## Written instruction
Repeat each entry exactly and drop the pictures.

## Records for processing
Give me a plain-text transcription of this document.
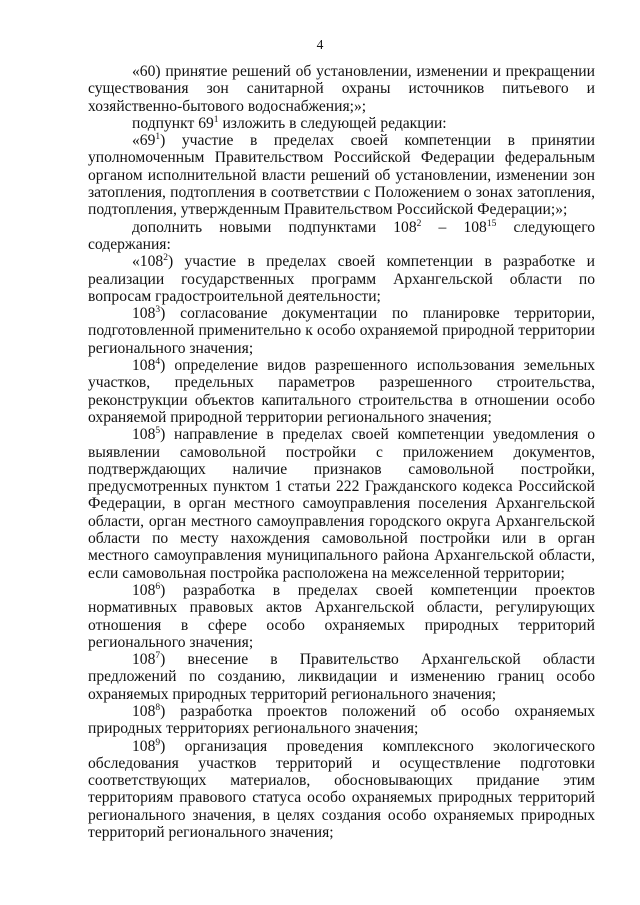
4

«60) принятие решений об установлении, изменении и прекращении существования зон санитарной охраны источников питьевого и хозяйственно-бытового водоснабжения;»;

подпункт $69^1$ изложить в следующей редакции:

«$69^1$) участие в пределах своей компетенции в принятии уполномоченным Правительством Российской Федерации федеральным органом исполнительной власти решений об установлении, изменении зон затопления, подтопления в соответствии с Положением о зонах затопления, подтопления, утвержденным Правительством Российской Федерации;»;

дополнить новыми подпунктами $108^2 - 108^{15}$ следующего содержания:

«$108^2$) участие в пределах своей компетенции в разработке и реализации государственных программ Архангельской области по вопросам градостроительной деятельности;

$108^3$) согласование документации по планировке территории, подготовленной применительно к особо охраняемой природной территории регионального значения;

$108^4$) определение видов разрешенного использования земельных участков, предельных параметров разрешенного строительства, реконструкции объектов капитального строительства в отношении особо охраняемой природной территории регионального значения;

$108^5$) направление в пределах своей компетенции уведомления о выявлении самовольной постройки с приложением документов, подтверждающих наличие признаков самовольной постройки, предусмотренных пунктом 1 статьи 222 Гражданского кодекса Российской Федерации, в орган местного самоуправления поселения Архангельской области, орган местного самоуправления городского округа Архангельской области по месту нахождения самовольной постройки или в орган местного самоуправления муниципального района Архангельской области, если самовольная постройка расположена на межселенной территории;

$108^6$) разработка в пределах своей компетенции проектов нормативных правовых актов Архангельской области, регулирующих отношения в сфере особо охраняемых природных территорий регионального значения;

$108^7$) внесение в Правительство Архангельской области предложений по созданию, ликвидации и изменению границ особо охраняемых природных территорий регионального значения;

$108^8$) разработка проектов положений об особо охраняемых природных территориях регионального значения;

$108^9$) организация проведения комплексного экологического обследования участков территорий и осуществление подготовки соответствующих материалов, обосновывающих придание этим территориям правового статуса особо охраняемых природных территорий регионального значения, в целях создания особо охраняемых природных территорий регионального значения;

## Full output
Give me a plain-text transcription of this document.
4

«60) принятие решений об установлении, изменении и прекращении существования зон санитарной охраны источников питьевого и хозяйственно-бытового водоснабжения;»;

подпункт $69^1$ изложить в следующей редакции:

«$69^1$) участие в пределах своей компетенции в принятии уполномоченным Правительством Российской Федерации федеральным органом исполнительной власти решений об установлении, изменении зон затопления, подтопления в соответствии с Положением о зонах затопления, подтопления, утвержденным Правительством Российской Федерации;»;

дополнить новыми подпунктами $108^2 - 108^{15}$ следующего содержания:

«$108^2$) участие в пределах своей компетенции в разработке и реализации государственных программ Архангельской области по вопросам градостроительной деятельности;

$108^3$) согласование документации по планировке территории, подготовленной применительно к особо охраняемой природной территории регионального значения;

$108^4$) определение видов разрешенного использования земельных участков, предельных параметров разрешенного строительства, реконструкции объектов капитального строительства в отношении особо охраняемой природной территории регионального значения;

$108^5$) направление в пределах своей компетенции уведомления о выявлении самовольной постройки с приложением документов, подтверждающих наличие признаков самовольной постройки, предусмотренных пунктом 1 статьи 222 Гражданского кодекса Российской Федерации, в орган местного самоуправления поселения Архангельской области, орган местного самоуправления городского округа Архангельской области по месту нахождения самовольной постройки или в орган местного самоуправления муниципального района Архангельской области, если самовольная постройка расположена на межселенной территории;

$108^6$) разработка в пределах своей компетенции проектов нормативных правовых актов Архангельской области, регулирующих отношения в сфере особо охраняемых природных территорий регионального значения;

$108^7$) внесение в Правительство Архангельской области предложений по созданию, ликвидации и изменению границ особо охраняемых природных территорий регионального значения;

$108^8$) разработка проектов положений об особо охраняемых природных территориях регионального значения;

$108^9$) организация проведения комплексного экологического обследования участков территорий и осуществление подготовки соответствующих материалов, обосновывающих придание этим территориям правового статуса особо охраняемых природных территорий регионального значения, в целях создания особо охраняемых природных территорий регионального значения;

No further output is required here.